Excerpt from a dataset

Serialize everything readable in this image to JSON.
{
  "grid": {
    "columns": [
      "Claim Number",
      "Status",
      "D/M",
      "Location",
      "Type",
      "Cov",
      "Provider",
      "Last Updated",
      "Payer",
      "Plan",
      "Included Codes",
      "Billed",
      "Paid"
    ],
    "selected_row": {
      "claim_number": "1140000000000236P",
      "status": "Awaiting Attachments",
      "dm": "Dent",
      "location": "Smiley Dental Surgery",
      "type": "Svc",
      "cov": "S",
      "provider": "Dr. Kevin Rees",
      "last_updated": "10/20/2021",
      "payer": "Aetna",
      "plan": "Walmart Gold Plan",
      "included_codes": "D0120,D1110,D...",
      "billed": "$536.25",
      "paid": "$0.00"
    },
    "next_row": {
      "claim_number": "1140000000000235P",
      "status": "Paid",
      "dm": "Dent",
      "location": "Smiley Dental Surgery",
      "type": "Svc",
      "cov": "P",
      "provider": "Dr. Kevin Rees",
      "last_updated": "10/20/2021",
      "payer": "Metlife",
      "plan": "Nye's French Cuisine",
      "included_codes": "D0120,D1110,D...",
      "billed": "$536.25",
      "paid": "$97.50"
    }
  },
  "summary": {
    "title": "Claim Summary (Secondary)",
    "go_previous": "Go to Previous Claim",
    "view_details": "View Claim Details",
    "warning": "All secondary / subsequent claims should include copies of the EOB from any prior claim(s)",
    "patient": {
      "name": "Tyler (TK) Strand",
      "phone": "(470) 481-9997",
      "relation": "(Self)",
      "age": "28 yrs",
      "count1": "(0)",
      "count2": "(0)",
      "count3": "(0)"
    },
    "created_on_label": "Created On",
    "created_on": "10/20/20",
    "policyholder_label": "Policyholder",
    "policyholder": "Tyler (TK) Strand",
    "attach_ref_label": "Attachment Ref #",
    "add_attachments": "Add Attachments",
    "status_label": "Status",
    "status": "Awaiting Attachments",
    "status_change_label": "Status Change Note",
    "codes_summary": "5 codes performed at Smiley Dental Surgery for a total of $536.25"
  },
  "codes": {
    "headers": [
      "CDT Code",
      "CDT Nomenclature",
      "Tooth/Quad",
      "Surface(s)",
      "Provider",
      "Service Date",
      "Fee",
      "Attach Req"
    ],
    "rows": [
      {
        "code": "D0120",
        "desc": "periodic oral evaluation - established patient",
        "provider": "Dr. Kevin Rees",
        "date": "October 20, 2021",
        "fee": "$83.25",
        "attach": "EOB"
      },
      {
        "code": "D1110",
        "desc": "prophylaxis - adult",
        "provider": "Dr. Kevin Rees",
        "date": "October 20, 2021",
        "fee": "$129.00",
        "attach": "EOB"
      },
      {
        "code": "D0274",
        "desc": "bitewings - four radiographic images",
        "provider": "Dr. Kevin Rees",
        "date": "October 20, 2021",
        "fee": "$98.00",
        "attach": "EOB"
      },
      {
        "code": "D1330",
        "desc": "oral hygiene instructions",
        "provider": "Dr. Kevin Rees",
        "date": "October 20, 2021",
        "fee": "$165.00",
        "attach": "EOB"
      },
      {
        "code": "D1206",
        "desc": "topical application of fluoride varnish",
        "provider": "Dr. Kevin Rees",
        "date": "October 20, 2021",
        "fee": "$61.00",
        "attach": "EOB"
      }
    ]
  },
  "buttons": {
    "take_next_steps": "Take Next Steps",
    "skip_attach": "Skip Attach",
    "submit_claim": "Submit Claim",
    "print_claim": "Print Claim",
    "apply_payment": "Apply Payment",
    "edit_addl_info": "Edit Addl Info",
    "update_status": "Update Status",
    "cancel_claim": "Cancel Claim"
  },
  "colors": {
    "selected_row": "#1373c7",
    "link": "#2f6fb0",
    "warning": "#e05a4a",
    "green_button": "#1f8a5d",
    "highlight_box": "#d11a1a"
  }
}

### TASK GOAL
Read the data above and pull out each line that holds the string "desc".

### EXERCISE RESPONSE
        "desc": "periodic oral evaluation - established patient",
        "desc": "prophylaxis - adult",
        "desc": "bitewings - four radiographic images",
        "desc": "oral hygiene instructions",
        "desc": "topical application of fluoride varnish",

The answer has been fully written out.